Records from a data source:
────────────────────

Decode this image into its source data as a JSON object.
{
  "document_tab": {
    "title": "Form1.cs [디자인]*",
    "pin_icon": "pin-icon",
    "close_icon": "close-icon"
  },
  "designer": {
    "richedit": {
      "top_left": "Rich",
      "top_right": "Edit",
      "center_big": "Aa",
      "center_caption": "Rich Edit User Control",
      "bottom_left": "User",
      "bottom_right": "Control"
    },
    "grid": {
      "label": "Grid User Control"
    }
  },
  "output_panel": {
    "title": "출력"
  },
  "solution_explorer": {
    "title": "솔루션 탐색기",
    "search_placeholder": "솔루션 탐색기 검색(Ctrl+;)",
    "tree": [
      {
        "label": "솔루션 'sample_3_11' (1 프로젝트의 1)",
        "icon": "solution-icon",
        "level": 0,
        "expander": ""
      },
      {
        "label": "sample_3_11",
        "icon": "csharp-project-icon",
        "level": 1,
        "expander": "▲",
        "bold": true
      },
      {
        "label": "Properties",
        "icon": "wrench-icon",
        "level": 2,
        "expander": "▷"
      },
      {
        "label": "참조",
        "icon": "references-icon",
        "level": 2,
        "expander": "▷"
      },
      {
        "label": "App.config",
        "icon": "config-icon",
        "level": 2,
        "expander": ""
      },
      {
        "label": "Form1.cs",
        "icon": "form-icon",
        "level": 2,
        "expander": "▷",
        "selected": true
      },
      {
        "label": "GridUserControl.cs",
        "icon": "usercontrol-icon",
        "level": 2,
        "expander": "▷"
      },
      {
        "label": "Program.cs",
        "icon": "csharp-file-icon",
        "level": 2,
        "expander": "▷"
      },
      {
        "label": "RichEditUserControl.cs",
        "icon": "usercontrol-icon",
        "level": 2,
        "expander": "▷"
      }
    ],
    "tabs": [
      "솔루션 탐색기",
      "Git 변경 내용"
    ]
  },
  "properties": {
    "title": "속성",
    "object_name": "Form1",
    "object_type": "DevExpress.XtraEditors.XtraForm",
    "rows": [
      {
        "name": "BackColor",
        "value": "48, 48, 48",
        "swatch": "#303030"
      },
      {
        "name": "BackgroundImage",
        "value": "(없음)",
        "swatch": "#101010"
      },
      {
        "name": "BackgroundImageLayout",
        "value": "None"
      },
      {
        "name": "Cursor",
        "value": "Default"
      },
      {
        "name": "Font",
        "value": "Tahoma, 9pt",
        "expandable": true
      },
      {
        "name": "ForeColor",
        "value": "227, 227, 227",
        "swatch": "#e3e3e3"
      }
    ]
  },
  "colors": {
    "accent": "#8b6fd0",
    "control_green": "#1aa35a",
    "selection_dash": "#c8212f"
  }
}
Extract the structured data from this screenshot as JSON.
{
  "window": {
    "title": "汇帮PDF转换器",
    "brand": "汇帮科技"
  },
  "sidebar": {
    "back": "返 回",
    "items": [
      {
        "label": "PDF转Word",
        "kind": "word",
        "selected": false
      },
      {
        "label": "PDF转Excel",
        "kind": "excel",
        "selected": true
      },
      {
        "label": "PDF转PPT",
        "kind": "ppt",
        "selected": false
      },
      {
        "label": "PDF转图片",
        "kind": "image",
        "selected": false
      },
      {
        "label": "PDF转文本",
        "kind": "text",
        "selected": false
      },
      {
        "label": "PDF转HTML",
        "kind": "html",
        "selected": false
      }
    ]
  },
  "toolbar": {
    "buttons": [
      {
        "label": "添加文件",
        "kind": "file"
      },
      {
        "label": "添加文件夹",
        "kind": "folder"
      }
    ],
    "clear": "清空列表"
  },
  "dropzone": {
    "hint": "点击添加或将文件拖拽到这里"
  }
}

────────────────────

- **WHAT YOU HAVE TO DO**: Copy out each line of the material that holds the word "icon".

- **FINAL RESULT**:
    "pin_icon": "pin-icon",
    "close_icon": "close-icon"
        "icon": "solution-icon",
        "icon": "csharp-project-icon",
        "icon": "wrench-icon",
        "icon": "references-icon",
        "icon": "config-icon",
        "icon": "form-icon",
        "icon": "usercontrol-icon",
        "icon": "csharp-file-icon",
        "icon": "usercontrol-icon",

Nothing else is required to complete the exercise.